TO DO
All lines featuring the string "Speckle" are to be listed.

[Excerpts from a figure dataset]
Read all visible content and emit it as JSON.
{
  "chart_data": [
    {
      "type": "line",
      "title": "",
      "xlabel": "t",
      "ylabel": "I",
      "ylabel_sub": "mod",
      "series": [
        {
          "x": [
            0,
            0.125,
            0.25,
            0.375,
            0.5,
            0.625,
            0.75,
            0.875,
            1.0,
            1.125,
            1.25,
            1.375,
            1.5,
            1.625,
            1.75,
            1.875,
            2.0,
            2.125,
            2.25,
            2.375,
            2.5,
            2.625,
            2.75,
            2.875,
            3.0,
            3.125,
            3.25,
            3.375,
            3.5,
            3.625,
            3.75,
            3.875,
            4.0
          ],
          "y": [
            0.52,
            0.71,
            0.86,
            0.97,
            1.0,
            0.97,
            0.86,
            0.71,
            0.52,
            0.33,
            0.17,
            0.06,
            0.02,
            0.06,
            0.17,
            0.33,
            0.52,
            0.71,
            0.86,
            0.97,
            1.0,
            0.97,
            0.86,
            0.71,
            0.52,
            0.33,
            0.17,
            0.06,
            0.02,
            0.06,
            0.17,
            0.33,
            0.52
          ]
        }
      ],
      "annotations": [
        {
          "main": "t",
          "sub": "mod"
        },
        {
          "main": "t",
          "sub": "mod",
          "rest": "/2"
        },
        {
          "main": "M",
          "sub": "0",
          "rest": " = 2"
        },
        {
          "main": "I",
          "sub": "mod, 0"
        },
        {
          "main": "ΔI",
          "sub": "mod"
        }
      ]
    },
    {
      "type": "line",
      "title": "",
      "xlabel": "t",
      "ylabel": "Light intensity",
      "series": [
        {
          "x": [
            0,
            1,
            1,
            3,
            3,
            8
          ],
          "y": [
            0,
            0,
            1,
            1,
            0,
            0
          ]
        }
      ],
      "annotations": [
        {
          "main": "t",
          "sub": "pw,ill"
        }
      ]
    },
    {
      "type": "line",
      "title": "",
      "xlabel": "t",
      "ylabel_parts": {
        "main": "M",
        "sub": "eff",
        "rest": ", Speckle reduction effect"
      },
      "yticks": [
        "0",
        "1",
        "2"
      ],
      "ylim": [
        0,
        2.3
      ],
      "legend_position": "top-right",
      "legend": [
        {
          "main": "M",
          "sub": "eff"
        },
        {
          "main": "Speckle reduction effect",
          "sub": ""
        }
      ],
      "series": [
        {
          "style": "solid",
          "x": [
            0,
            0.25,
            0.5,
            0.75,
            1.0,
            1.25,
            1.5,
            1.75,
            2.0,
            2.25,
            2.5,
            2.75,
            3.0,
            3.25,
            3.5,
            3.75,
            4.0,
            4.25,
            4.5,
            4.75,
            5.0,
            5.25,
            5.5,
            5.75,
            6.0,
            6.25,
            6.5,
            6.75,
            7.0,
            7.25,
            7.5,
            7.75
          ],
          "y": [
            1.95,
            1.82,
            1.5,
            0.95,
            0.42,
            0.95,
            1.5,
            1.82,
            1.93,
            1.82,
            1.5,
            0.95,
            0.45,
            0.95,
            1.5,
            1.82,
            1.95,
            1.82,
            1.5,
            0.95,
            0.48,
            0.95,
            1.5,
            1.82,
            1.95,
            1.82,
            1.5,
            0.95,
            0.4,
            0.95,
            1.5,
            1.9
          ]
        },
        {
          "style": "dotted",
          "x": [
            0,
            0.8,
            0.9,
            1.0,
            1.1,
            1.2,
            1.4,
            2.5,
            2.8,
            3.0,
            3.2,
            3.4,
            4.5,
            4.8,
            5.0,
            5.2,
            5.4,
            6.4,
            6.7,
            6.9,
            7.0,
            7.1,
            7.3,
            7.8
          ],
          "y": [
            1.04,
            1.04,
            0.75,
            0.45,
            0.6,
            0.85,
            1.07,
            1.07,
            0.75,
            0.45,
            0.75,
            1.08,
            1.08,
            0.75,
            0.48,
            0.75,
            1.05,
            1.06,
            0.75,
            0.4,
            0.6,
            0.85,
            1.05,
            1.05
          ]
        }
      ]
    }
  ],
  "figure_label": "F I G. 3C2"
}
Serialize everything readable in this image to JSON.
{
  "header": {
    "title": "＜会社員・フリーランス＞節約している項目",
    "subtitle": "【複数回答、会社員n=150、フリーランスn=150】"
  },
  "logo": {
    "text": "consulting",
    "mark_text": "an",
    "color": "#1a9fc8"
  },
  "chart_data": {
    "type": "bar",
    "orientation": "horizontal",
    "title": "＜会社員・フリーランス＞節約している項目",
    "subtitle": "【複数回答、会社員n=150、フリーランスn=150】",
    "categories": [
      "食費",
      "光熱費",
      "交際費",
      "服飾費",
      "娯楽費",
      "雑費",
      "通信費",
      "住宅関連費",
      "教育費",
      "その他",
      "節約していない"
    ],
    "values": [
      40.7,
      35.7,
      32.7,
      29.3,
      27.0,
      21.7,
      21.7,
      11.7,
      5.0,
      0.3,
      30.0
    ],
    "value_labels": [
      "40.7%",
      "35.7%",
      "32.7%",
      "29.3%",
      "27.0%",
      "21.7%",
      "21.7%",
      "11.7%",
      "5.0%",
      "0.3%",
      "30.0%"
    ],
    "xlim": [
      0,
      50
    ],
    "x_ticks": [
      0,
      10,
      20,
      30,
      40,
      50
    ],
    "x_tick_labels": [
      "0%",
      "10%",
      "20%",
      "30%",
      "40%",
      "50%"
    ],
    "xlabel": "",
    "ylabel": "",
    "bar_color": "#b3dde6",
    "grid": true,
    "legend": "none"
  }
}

RESULT OF THIS TASK
        "rest": ", Speckle reduction effect"
          "main": "Speckle reduction effect",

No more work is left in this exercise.